- PROBLEM TO WORK ON -
Quote the listing below in full and exactly as written, but omit every picture.

- Figure record extracts -
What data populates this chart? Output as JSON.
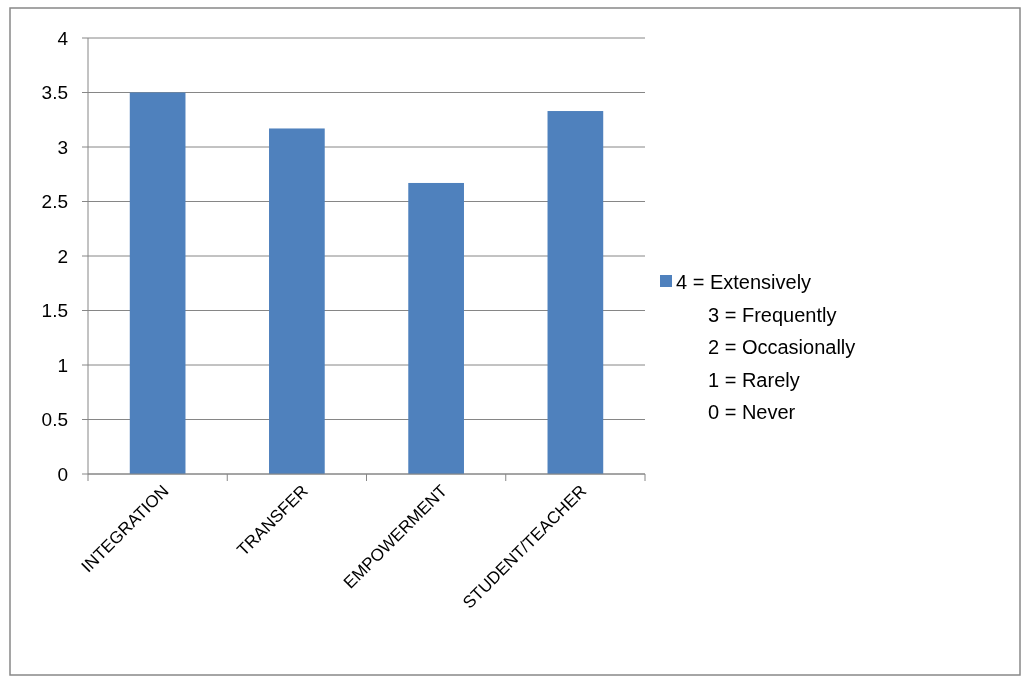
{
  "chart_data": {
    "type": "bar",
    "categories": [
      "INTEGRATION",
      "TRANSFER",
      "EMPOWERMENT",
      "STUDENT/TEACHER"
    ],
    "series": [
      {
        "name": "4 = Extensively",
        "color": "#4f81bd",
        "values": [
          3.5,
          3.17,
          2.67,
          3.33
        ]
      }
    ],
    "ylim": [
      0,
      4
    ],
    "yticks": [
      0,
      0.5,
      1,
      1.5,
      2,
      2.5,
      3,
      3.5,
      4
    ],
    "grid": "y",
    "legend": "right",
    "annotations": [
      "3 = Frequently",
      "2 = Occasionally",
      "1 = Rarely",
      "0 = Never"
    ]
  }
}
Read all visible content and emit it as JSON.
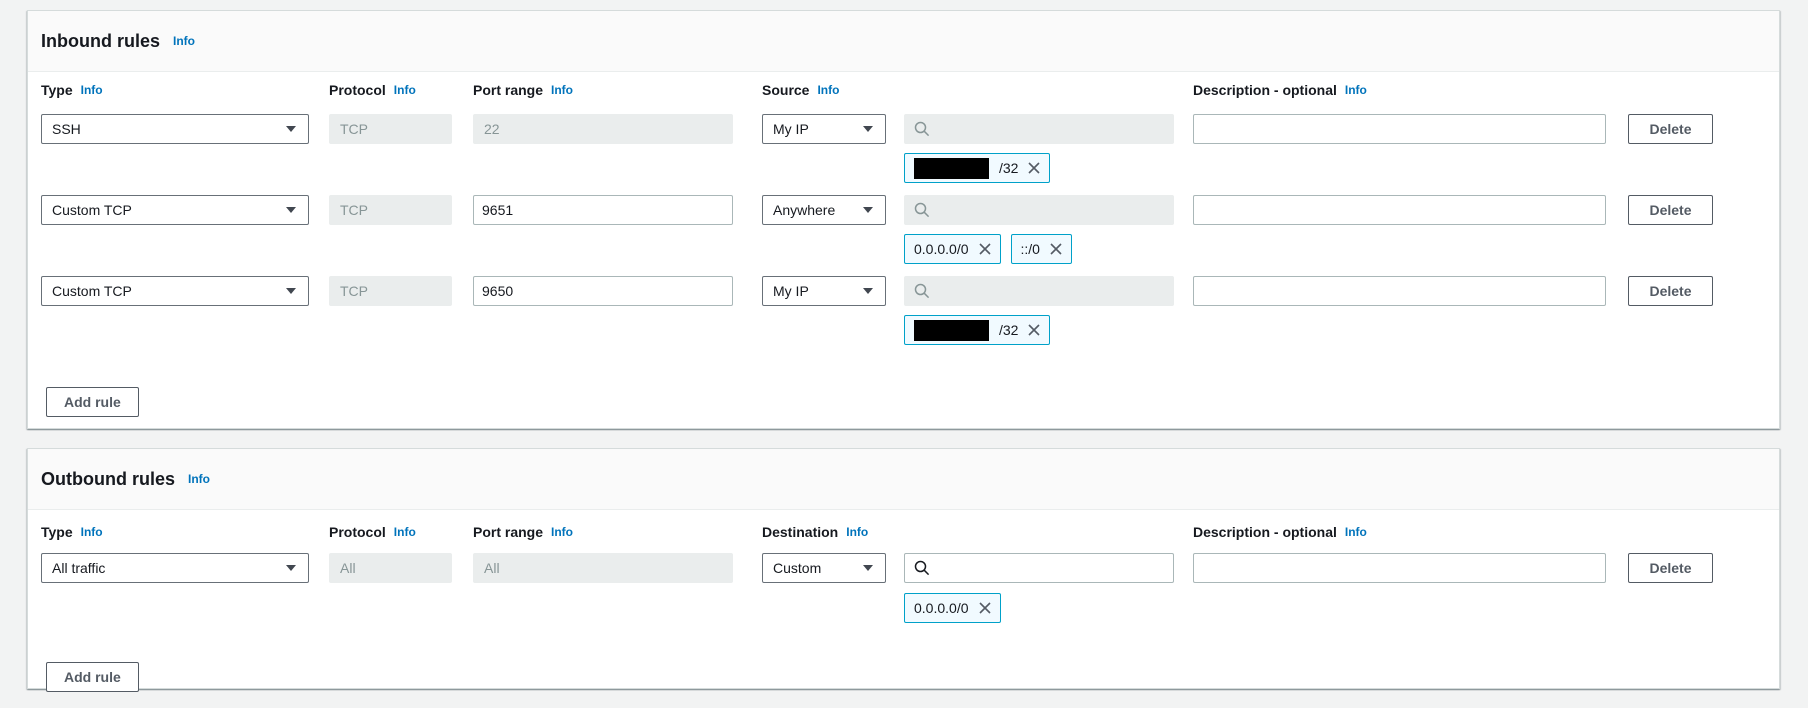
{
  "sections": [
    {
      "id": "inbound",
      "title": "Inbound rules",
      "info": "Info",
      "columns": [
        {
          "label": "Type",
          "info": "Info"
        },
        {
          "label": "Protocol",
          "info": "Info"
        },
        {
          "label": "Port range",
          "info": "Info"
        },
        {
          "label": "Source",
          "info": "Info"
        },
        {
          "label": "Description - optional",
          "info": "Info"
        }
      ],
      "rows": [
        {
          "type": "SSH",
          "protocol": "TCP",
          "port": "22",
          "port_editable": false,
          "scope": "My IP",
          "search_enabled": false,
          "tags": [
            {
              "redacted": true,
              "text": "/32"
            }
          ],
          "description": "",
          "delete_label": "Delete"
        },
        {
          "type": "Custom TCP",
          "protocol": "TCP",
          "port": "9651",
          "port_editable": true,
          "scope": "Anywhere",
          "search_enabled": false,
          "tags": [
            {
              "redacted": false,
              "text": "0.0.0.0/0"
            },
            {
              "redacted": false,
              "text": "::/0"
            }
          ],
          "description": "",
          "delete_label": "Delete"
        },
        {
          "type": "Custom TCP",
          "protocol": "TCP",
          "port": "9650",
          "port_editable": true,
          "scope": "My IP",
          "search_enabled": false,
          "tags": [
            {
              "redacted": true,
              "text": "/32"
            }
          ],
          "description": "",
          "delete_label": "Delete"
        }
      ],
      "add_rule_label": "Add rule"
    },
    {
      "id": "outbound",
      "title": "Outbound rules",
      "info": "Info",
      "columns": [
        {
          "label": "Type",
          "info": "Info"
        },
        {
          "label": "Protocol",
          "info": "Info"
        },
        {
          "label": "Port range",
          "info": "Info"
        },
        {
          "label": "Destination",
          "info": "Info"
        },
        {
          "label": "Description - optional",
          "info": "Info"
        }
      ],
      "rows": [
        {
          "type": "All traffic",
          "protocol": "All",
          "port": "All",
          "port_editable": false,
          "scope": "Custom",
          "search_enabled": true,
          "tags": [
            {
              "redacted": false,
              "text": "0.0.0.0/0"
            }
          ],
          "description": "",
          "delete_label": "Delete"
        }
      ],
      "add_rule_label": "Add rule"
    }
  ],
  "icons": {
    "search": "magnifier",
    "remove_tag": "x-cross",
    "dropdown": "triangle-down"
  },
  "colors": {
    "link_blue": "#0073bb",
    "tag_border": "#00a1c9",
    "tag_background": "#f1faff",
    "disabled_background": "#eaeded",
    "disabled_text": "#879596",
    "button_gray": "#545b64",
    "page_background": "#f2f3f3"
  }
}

- WRITTEN REPLY -
What data populates this chart? Output as JSON.
{
  "chart_data": {
    "type": "bar",
    "categories": [
      "INTEGRATION",
      "TRANSFER",
      "EMPOWERMENT",
      "STUDENT/TEACHER"
    ],
    "series": [
      {
        "name": "4 = Extensively",
        "color": "#4f81bd",
        "values": [
          3.5,
          3.17,
          2.67,
          3.33
        ]
      }
    ],
    "ylim": [
      0,
      4
    ],
    "yticks": [
      0,
      0.5,
      1,
      1.5,
      2,
      2.5,
      3,
      3.5,
      4
    ],
    "grid": "y",
    "legend": "right",
    "annotations": [
      "3 = Frequently",
      "2 = Occasionally",
      "1 = Rarely",
      "0 = Never"
    ]
  }
}
Read all visible content and emit it as JSON.
{
  "sections": [
    {
      "id": "inbound",
      "title": "Inbound rules",
      "info": "Info",
      "columns": [
        {
          "label": "Type",
          "info": "Info"
        },
        {
          "label": "Protocol",
          "info": "Info"
        },
        {
          "label": "Port range",
          "info": "Info"
        },
        {
          "label": "Source",
          "info": "Info"
        },
        {
          "label": "Description - optional",
          "info": "Info"
        }
      ],
      "rows": [
        {
          "type": "SSH",
          "protocol": "TCP",
          "port": "22",
          "port_editable": false,
          "scope": "My IP",
          "search_enabled": false,
          "tags": [
            {
              "redacted": true,
              "text": "/32"
            }
          ],
          "description": "",
          "delete_label": "Delete"
        },
        {
          "type": "Custom TCP",
          "protocol": "TCP",
          "port": "9651",
          "port_editable": true,
          "scope": "Anywhere",
          "search_enabled": false,
          "tags": [
            {
              "redacted": false,
              "text": "0.0.0.0/0"
            },
            {
              "redacted": false,
              "text": "::/0"
            }
          ],
          "description": "",
          "delete_label": "Delete"
        },
        {
          "type": "Custom TCP",
          "protocol": "TCP",
          "port": "9650",
          "port_editable": true,
          "scope": "My IP",
          "search_enabled": false,
          "tags": [
            {
              "redacted": true,
              "text": "/32"
            }
          ],
          "description": "",
          "delete_label": "Delete"
        }
      ],
      "add_rule_label": "Add rule"
    },
    {
      "id": "outbound",
      "title": "Outbound rules",
      "info": "Info",
      "columns": [
        {
          "label": "Type",
          "info": "Info"
        },
        {
          "label": "Protocol",
          "info": "Info"
        },
        {
          "label": "Port range",
          "info": "Info"
        },
        {
          "label": "Destination",
          "info": "Info"
        },
        {
          "label": "Description - optional",
          "info": "Info"
        }
      ],
      "rows": [
        {
          "type": "All traffic",
          "protocol": "All",
          "port": "All",
          "port_editable": false,
          "scope": "Custom",
          "search_enabled": true,
          "tags": [
            {
              "redacted": false,
              "text": "0.0.0.0/0"
            }
          ],
          "description": "",
          "delete_label": "Delete"
        }
      ],
      "add_rule_label": "Add rule"
    }
  ],
  "icons": {
    "search": "magnifier",
    "remove_tag": "x-cross",
    "dropdown": "triangle-down"
  },
  "colors": {
    "link_blue": "#0073bb",
    "tag_border": "#00a1c9",
    "tag_background": "#f1faff",
    "disabled_background": "#eaeded",
    "disabled_text": "#879596",
    "button_gray": "#545b64",
    "page_background": "#f2f3f3"
  }
}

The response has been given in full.